EXTRACT TO READ:

Clifford Roberts (March 6, 1894 – September 29, 1977) was an American investment dealer and golf administrator.

Early years
Born in Morning Sun, Iowa, Roberts had a financially troubled family life as a boy.  He and older brother, John Darious Roberts, left school before graduation after beating up the school's principal. He worked as a successful, traveling clothing salesman, then as a promoter of speculative oil and gas leases and production. A large commission in the oil and gas industry, made in 1921, provided the financial means to become a Wall Street stock broker. He became a partner at Reynolds & Company in the late 1920s, a position he held for the remainder of his life.

Augusta National Golf Club
In 1932, Roberts and  Bobby Jones co-founded the Augusta National Golf Club in Augusta, Georgia. Roberts served as Chairman of the club from 1931 through 1976.

Two years after its foundation, in 1934, Roberts and Jones started the Masters Tournament (played annually at Augusta National), personally extending invitations to the tournament. Roberts served as Chairman of the Masters Tournament from 1934 through 1976.

Roberts was named "Chairman in Memoriam" after his death. 

Roberts' friendship with President Dwight Eisenhower led to the Eisenhowers making Augusta National their retreat during the 1950s.

Roberts was sometimes described as a "benevolent dictator" and during his tenure he did not hesitate to take swift, stern action against anyone whose words or deeds he believed could tarnish the club's image, no matter how slight. An example of this occurred at the end of the Monday playoff in 1966 when CBS commentator Jack Whitaker referred to the energetic crowd on the 18th fairway following the three players as a "mob" – Whitaker was subsequently banned by Roberts until 1972.

STORED DATA:
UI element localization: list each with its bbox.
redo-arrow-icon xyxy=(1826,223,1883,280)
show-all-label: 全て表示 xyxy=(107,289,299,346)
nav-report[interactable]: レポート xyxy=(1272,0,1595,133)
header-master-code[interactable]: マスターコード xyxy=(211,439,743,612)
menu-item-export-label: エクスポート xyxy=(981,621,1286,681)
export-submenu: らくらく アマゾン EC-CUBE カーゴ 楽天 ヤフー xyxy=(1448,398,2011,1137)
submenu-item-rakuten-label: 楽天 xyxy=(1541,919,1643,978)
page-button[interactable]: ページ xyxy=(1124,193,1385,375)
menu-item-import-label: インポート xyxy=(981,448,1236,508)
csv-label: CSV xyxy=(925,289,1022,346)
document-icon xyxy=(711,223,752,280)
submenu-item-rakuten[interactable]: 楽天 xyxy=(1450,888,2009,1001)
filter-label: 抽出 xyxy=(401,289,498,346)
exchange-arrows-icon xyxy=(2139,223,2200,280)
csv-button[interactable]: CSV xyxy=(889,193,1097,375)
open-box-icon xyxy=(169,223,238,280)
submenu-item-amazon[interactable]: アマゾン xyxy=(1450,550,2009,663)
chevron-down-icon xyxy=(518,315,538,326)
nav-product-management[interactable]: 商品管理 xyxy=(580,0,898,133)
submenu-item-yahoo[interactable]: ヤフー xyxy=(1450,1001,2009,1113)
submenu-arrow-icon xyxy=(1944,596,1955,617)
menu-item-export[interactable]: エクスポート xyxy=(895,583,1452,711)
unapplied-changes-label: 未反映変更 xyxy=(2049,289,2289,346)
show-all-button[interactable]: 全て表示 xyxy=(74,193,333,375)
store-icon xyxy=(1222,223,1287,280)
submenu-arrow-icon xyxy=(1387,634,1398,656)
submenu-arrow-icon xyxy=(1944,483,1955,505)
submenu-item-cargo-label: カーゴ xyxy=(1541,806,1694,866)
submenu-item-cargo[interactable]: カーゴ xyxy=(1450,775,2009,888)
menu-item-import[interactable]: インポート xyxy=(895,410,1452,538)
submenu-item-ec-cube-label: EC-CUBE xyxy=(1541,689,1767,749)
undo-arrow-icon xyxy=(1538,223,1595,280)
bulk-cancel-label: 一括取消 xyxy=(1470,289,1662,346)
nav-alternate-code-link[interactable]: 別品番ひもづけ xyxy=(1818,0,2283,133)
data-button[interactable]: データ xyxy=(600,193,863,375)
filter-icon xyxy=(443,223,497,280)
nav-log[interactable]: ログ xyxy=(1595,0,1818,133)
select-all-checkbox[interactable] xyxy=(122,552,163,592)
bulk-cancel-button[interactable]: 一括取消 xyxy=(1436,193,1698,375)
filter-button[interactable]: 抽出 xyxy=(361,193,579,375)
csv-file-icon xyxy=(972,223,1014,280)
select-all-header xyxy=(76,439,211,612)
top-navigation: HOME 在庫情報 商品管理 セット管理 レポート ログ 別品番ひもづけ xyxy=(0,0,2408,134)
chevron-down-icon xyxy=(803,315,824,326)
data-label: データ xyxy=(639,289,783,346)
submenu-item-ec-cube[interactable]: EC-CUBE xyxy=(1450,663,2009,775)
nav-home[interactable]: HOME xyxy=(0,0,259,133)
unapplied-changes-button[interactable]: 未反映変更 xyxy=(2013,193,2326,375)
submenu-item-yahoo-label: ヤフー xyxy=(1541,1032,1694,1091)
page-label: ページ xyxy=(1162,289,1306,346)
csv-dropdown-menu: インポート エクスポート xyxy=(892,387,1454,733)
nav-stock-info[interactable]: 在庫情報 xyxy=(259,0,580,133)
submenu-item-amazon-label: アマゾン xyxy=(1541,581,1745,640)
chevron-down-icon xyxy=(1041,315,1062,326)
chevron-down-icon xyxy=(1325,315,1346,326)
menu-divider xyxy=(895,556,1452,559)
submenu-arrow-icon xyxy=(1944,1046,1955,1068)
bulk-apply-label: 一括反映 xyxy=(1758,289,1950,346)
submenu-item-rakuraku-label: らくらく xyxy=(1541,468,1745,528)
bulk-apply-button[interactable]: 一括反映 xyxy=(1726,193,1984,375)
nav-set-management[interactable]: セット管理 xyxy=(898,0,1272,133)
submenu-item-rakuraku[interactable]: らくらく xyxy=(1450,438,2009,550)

YOUR TASKS:
1. From the text on Clifford Roberts, return the stretch from "Roberts was sometimes" through "Roberts until 1972.", copied word for word.
2. According to the text on Clifford Roberts, in which town and state was he born?

TASK RESPONSES:
1.
Roberts was sometimes described as a "benevolent dictator" and during his tenure he did not hesitate to take swift, stern action against anyone whose words or deeds he believed could tarnish the club's image, no matter how slight. An example of this occurred at the end of the Monday playoff in 1966 when CBS commentator Jack Whitaker referred to the energetic crowd on the 18th fairway following the three players as a "mob" – Whitaker was subsequently banned by Roberts until 1972.

2. Morning Sun, Iowa.